The problem>
Using the entries that follow, collect the lines where the word "type" appears.

[START Input for this task]

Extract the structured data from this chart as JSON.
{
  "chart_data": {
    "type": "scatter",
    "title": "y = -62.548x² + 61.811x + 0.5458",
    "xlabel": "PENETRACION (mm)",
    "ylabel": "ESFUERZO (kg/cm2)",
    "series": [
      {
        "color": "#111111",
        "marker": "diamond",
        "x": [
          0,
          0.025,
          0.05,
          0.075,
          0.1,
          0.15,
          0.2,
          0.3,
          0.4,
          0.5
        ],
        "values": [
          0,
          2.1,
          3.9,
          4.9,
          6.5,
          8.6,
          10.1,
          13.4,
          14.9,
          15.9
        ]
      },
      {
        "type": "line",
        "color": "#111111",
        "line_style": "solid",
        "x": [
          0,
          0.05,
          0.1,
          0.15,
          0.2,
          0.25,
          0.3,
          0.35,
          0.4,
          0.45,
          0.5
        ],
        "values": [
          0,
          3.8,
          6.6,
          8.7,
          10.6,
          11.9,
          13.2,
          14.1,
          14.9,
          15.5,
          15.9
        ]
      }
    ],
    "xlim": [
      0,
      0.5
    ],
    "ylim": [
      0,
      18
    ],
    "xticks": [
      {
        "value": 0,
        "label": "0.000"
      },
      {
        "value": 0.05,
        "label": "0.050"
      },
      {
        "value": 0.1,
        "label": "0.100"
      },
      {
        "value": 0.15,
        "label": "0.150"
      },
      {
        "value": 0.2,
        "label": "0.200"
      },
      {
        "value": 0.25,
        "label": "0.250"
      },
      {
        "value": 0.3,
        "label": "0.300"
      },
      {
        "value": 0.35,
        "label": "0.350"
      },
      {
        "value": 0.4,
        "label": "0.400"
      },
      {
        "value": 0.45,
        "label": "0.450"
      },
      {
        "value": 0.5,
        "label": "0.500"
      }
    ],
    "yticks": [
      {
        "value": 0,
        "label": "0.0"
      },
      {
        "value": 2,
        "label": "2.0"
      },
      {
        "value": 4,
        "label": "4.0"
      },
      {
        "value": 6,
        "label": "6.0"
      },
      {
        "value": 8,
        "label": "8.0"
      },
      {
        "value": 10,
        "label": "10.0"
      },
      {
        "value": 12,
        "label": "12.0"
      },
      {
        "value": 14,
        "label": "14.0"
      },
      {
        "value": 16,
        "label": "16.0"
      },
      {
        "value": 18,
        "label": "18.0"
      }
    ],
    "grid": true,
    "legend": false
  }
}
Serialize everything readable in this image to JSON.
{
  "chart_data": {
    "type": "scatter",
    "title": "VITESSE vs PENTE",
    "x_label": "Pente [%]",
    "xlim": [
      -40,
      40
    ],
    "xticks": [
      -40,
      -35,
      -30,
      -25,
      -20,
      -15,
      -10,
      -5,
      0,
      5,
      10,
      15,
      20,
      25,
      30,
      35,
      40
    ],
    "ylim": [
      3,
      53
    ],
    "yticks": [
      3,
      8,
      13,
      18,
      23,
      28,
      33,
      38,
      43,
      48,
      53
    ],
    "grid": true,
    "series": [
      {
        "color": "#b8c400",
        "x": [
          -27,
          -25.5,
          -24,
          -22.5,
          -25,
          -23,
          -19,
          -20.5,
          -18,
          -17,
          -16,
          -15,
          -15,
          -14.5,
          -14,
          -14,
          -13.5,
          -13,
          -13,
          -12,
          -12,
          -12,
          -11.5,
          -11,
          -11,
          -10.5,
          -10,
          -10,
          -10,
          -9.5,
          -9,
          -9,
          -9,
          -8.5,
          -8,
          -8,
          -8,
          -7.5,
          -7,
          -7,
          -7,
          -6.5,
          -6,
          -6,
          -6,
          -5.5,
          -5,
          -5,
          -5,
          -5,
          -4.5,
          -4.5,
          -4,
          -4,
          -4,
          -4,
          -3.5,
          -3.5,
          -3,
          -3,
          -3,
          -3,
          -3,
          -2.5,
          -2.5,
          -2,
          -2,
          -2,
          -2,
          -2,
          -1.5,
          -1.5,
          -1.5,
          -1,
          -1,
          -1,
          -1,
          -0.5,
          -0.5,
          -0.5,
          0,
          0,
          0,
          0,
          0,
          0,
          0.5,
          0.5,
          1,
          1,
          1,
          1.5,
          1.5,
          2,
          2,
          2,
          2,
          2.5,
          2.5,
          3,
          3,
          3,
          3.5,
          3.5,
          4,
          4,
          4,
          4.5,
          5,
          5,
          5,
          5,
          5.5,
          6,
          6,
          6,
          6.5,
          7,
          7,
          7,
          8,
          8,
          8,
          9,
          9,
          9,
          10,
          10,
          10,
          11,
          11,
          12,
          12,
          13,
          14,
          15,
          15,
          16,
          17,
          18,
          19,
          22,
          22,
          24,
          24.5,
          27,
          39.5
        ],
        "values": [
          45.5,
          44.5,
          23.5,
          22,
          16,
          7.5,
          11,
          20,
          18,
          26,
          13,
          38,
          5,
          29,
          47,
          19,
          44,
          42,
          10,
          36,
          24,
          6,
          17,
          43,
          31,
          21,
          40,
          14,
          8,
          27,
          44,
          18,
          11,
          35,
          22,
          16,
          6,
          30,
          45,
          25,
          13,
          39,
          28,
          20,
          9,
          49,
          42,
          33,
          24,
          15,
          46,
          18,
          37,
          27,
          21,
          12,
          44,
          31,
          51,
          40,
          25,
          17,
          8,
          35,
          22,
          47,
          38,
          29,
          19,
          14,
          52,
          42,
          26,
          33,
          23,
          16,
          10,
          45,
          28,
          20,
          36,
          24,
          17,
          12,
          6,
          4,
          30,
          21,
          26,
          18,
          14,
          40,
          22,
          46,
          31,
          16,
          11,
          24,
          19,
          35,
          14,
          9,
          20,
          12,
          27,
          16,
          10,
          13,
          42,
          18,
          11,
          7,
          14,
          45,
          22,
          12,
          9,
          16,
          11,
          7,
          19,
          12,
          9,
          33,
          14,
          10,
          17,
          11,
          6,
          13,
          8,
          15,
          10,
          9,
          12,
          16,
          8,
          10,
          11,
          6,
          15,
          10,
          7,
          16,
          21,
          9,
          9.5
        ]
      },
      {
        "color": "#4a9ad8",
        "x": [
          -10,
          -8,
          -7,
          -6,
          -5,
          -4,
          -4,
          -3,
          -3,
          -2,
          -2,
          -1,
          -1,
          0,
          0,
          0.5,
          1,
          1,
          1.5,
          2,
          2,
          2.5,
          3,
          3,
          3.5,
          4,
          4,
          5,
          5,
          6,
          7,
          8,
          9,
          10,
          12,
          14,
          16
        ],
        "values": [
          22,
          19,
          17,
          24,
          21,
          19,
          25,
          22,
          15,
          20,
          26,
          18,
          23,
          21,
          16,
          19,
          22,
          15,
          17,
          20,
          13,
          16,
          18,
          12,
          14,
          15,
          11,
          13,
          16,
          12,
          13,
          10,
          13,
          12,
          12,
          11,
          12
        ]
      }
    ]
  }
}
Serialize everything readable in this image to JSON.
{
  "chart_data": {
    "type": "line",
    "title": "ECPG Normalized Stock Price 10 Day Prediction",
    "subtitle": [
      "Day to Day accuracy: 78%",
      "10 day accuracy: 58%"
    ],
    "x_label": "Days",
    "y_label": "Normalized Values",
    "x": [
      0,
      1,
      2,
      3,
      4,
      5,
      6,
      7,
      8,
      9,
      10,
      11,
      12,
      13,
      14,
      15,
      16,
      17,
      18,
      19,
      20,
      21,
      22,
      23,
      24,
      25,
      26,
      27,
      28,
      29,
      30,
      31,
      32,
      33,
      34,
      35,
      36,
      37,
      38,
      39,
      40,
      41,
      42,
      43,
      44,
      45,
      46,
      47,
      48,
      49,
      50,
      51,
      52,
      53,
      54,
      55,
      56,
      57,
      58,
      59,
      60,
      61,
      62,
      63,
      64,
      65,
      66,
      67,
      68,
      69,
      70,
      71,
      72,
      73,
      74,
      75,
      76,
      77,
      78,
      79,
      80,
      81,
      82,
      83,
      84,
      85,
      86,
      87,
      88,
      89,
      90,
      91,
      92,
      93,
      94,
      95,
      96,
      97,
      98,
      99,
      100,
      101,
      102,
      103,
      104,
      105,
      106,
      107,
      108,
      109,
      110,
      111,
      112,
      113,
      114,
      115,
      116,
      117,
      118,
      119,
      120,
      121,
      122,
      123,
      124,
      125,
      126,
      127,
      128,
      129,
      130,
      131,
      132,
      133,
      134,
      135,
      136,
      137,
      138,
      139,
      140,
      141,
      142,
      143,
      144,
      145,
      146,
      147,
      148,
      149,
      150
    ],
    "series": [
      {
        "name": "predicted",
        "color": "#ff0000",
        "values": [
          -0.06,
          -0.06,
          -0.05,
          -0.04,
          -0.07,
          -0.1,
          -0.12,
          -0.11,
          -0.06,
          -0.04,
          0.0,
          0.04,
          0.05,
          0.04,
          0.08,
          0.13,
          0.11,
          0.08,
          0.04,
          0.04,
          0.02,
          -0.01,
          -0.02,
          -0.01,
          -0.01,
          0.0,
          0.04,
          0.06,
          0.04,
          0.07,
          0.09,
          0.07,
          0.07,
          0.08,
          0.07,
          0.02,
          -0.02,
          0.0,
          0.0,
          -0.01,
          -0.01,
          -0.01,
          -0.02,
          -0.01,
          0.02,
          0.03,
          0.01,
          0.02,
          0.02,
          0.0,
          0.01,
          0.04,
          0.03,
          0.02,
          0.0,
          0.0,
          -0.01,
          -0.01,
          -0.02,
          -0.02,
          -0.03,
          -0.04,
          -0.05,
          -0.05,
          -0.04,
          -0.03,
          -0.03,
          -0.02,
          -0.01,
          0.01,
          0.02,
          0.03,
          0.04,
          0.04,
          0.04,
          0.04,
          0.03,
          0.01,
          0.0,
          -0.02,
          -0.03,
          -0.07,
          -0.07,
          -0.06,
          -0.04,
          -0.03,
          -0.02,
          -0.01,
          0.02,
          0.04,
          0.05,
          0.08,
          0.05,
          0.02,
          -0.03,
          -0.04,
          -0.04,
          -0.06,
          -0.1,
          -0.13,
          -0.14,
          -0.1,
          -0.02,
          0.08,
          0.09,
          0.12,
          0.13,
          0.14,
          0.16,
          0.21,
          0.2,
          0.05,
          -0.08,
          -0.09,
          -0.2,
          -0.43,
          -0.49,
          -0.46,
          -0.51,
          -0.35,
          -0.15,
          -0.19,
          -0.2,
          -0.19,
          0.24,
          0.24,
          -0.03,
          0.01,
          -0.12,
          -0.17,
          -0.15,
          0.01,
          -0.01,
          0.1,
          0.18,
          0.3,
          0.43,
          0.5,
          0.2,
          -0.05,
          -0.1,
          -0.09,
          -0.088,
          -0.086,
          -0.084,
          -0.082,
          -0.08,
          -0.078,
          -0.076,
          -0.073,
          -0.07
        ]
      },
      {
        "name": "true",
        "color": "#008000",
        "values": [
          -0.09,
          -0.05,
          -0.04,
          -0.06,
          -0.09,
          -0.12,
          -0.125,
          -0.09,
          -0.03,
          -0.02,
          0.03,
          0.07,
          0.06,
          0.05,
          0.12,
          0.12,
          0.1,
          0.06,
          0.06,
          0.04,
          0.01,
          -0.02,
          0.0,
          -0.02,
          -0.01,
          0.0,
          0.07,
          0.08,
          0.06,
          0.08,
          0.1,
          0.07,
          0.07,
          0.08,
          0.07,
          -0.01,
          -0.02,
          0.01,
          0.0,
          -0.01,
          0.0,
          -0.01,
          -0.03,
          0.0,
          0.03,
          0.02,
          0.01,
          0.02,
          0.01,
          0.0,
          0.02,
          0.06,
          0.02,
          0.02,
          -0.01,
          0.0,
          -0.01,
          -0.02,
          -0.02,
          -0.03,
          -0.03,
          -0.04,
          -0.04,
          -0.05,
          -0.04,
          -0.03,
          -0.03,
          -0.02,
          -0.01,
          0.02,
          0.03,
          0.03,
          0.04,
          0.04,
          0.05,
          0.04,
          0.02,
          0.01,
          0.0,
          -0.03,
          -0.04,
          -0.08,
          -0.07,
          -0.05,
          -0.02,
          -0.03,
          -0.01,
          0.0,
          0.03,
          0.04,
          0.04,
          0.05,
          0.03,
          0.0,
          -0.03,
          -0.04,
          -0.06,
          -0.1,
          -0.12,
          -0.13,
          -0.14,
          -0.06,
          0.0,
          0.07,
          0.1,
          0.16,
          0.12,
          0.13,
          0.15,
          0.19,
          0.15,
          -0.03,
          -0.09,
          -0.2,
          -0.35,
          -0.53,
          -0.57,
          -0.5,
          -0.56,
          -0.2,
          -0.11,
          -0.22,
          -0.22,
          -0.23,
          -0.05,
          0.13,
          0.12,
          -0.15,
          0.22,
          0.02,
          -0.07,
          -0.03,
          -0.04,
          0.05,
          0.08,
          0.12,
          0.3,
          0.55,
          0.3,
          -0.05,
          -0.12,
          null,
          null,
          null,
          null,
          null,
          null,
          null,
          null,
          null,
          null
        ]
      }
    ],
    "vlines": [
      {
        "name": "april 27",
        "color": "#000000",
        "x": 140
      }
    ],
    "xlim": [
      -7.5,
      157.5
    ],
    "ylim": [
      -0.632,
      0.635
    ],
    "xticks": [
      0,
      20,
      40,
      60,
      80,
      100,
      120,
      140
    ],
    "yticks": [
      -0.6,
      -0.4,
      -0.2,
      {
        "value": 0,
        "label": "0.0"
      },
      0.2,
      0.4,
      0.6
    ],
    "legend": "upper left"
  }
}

[END Input for this task]

Task output>
    "type": "scatter",
        "type": "line",
    "type": "scatter",
    "type": "line",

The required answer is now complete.